Copy the data precisely, keeping every character.

-- Start of Material for this exercise --

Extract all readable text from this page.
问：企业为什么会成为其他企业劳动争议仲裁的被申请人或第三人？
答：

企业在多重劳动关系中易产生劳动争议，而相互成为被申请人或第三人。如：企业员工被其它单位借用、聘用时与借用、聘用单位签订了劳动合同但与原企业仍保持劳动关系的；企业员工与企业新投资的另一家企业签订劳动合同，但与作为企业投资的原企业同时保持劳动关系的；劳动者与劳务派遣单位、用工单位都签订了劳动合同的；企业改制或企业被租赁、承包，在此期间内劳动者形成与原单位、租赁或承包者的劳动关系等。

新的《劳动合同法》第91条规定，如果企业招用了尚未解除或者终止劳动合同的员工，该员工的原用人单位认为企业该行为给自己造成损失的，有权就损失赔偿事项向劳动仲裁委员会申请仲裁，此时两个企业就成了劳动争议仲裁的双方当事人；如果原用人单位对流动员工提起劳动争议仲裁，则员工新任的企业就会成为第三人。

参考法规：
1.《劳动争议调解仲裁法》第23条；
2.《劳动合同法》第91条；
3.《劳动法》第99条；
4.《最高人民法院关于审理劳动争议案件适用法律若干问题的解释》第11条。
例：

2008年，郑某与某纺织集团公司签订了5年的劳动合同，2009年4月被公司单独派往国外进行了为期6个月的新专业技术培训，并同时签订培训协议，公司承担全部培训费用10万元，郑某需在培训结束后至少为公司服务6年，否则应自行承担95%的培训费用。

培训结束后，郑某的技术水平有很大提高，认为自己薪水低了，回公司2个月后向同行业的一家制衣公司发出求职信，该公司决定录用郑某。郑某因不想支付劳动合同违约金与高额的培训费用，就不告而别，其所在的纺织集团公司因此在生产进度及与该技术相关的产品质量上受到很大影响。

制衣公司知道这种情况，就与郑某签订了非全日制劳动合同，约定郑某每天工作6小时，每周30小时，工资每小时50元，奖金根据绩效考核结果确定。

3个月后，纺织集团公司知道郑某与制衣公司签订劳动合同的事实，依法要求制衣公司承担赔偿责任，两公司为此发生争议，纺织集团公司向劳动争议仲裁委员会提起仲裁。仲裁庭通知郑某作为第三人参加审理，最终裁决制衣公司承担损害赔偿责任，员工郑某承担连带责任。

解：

-- End of Material for this exercise --

● Final answer:
Extract all readable text from this page.
问：企业为什么会成为其他企业劳动争议仲裁的被申请人或第三人？
答：

企业在多重劳动关系中易产生劳动争议，而相互成为被申请人或第三人。如：企业员工被其它单位借用、聘用时与借用、聘用单位签订了劳动合同但与原企业仍保持劳动关系的；企业员工与企业新投资的另一家企业签订劳动合同，但与作为企业投资的原企业同时保持劳动关系的；劳动者与劳务派遣单位、用工单位都签订了劳动合同的；企业改制或企业被租赁、承包，在此期间内劳动者形成与原单位、租赁或承包者的劳动关系等。

新的《劳动合同法》第91条规定，如果企业招用了尚未解除或者终止劳动合同的员工，该员工的原用人单位认为企业该行为给自己造成损失的，有权就损失赔偿事项向劳动仲裁委员会申请仲裁，此时两个企业就成了劳动争议仲裁的双方当事人；如果原用人单位对流动员工提起劳动争议仲裁，则员工新任的企业就会成为第三人。

参考法规：
1.《劳动争议调解仲裁法》第23条；
2.《劳动合同法》第91条；
3.《劳动法》第99条；
4.《最高人民法院关于审理劳动争议案件适用法律若干问题的解释》第11条。
例：

2008年，郑某与某纺织集团公司签订了5年的劳动合同，2009年4月被公司单独派往国外进行了为期6个月的新专业技术培训，并同时签订培训协议，公司承担全部培训费用10万元，郑某需在培训结束后至少为公司服务6年，否则应自行承担95%的培训费用。

培训结束后，郑某的技术水平有很大提高，认为自己薪水低了，回公司2个月后向同行业的一家制衣公司发出求职信，该公司决定录用郑某。郑某因不想支付劳动合同违约金与高额的培训费用，就不告而别，其所在的纺织集团公司因此在生产进度及与该技术相关的产品质量上受到很大影响。

制衣公司知道这种情况，就与郑某签订了非全日制劳动合同，约定郑某每天工作6小时，每周30小时，工资每小时50元，奖金根据绩效考核结果确定。

3个月后，纺织集团公司知道郑某与制衣公司签订劳动合同的事实，依法要求制衣公司承担赔偿责任，两公司为此发生争议，纺织集团公司向劳动争议仲裁委员会提起仲裁。仲裁庭通知郑某作为第三人参加审理，最终裁决制衣公司承担损害赔偿责任，员工郑某承担连带责任。

解：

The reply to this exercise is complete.